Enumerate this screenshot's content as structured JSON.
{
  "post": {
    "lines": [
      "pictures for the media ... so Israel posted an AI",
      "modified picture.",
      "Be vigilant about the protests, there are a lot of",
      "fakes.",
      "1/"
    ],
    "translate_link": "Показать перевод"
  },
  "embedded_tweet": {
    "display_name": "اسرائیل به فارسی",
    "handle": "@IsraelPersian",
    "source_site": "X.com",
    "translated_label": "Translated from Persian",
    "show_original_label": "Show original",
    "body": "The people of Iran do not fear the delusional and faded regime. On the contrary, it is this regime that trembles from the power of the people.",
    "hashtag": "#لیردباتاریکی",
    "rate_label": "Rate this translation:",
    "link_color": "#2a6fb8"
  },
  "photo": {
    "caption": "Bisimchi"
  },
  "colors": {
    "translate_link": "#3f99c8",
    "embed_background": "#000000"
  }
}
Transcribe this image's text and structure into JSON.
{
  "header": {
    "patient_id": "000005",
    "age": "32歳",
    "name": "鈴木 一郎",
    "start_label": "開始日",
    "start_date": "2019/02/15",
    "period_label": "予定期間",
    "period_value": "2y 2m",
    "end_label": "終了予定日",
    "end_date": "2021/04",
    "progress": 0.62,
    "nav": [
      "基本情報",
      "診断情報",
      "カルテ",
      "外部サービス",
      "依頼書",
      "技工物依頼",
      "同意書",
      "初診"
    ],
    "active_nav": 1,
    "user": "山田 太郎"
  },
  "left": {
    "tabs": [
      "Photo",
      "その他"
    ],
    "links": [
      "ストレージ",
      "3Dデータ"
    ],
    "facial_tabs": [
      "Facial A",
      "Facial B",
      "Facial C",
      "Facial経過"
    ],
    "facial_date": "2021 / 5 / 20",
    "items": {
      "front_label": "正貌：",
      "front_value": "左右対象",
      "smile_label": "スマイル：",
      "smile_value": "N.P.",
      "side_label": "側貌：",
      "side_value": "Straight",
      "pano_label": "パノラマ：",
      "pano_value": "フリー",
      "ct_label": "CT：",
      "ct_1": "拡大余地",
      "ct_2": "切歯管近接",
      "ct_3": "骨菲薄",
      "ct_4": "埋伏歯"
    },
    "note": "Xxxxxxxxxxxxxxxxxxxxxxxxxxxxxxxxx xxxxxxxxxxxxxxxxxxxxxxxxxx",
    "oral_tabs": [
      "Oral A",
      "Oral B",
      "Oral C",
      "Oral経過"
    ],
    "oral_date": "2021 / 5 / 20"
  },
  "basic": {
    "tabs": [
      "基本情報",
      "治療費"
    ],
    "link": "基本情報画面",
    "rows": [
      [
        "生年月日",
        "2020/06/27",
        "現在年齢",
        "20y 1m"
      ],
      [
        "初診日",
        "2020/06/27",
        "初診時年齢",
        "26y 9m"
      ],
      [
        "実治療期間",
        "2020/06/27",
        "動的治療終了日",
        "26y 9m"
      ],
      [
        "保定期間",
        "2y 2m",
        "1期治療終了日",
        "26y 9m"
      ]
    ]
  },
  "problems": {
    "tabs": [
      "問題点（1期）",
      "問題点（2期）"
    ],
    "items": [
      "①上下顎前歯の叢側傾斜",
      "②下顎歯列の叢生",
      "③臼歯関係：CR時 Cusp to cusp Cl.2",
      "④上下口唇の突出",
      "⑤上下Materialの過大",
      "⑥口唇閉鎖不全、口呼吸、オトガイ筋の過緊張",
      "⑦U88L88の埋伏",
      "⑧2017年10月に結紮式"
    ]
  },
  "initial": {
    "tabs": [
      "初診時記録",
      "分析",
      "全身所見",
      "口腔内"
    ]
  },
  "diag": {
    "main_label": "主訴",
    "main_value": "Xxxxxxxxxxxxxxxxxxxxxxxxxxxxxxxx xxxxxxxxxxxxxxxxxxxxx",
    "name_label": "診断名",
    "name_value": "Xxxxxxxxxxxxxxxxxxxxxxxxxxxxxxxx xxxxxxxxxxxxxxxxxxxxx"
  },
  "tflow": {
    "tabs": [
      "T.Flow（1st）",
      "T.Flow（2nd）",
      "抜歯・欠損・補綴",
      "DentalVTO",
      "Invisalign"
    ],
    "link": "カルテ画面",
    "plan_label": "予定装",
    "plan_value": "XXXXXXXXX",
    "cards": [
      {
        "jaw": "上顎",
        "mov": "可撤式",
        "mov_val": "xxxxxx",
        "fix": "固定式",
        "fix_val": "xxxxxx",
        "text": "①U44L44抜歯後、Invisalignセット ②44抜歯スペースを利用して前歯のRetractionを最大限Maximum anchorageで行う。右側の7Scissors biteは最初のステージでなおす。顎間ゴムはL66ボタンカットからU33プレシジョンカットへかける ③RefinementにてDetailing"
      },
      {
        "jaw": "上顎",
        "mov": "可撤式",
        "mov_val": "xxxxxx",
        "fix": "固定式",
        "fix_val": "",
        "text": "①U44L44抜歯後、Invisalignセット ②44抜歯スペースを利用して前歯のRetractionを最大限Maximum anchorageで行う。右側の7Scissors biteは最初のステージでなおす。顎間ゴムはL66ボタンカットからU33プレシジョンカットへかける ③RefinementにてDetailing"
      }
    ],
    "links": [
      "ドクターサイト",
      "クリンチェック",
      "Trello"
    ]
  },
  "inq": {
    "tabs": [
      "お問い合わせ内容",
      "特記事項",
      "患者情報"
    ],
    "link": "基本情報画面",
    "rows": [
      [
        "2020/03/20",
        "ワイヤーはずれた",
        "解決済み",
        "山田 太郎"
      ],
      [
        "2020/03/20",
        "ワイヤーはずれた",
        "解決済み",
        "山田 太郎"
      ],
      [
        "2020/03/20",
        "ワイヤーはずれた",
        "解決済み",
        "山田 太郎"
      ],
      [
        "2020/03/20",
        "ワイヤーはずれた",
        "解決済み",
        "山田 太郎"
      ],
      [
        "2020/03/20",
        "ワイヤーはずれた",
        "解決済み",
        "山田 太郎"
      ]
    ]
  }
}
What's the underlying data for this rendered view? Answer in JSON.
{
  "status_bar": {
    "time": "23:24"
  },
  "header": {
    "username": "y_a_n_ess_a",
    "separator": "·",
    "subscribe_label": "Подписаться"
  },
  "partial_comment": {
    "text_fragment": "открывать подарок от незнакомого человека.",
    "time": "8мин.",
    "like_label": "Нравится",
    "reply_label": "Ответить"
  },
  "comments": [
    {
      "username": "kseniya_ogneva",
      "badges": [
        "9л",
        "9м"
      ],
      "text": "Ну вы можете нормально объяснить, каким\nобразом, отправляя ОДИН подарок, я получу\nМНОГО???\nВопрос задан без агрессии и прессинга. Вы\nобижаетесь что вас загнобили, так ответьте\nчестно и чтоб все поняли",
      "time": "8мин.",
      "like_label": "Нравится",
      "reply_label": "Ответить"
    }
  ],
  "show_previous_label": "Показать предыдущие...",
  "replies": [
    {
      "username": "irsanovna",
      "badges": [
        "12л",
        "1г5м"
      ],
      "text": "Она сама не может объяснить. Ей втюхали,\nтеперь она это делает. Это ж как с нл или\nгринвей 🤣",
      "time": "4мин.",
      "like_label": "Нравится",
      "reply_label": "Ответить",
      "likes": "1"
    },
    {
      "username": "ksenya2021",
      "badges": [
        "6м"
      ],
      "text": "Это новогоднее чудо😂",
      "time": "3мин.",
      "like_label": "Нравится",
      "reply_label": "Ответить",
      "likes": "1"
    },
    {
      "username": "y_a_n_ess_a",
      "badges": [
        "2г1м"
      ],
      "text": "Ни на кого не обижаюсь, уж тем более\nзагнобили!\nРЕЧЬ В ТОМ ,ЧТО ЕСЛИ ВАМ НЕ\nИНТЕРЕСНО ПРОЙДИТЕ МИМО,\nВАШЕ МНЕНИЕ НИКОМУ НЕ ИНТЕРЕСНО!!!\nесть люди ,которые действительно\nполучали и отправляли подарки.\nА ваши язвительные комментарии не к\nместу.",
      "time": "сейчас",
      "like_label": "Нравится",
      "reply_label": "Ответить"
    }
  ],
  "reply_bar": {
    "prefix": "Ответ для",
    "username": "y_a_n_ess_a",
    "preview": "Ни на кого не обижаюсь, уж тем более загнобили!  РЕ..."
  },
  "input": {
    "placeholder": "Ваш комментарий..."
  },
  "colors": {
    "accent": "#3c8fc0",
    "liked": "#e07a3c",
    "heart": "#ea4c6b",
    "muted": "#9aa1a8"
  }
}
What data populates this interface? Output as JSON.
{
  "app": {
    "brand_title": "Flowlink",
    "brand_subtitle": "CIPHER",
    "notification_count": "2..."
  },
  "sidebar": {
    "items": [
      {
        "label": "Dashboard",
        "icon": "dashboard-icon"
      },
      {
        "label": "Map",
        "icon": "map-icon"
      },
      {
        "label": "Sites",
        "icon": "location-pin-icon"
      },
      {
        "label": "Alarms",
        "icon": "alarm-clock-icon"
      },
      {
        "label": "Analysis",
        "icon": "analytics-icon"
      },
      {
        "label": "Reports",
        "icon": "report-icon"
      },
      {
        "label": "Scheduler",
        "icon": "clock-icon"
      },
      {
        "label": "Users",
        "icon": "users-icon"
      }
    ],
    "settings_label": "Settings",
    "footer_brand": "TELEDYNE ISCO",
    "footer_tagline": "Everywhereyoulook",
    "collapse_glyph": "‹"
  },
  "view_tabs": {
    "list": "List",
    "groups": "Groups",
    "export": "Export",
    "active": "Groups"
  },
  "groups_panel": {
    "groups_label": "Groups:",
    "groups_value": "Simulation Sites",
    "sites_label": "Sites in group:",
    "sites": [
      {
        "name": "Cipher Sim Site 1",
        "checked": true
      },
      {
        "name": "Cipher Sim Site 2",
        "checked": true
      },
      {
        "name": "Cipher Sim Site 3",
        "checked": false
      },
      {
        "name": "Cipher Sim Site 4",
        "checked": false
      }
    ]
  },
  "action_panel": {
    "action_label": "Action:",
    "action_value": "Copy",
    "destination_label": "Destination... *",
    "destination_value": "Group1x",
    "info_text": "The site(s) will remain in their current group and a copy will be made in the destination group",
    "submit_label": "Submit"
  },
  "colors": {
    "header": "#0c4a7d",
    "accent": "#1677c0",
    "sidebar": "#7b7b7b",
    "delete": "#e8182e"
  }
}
-------------------------
**Requirement**
Pull every line containing "JSON" out of the data above.

**Right answer**
Enumerate this screenshot's content as structured JSON.
Transcribe this image's text and structure into JSON.
What's the underlying data for this rendered view? Answer in JSON.
What data populates this interface? Output as JSON.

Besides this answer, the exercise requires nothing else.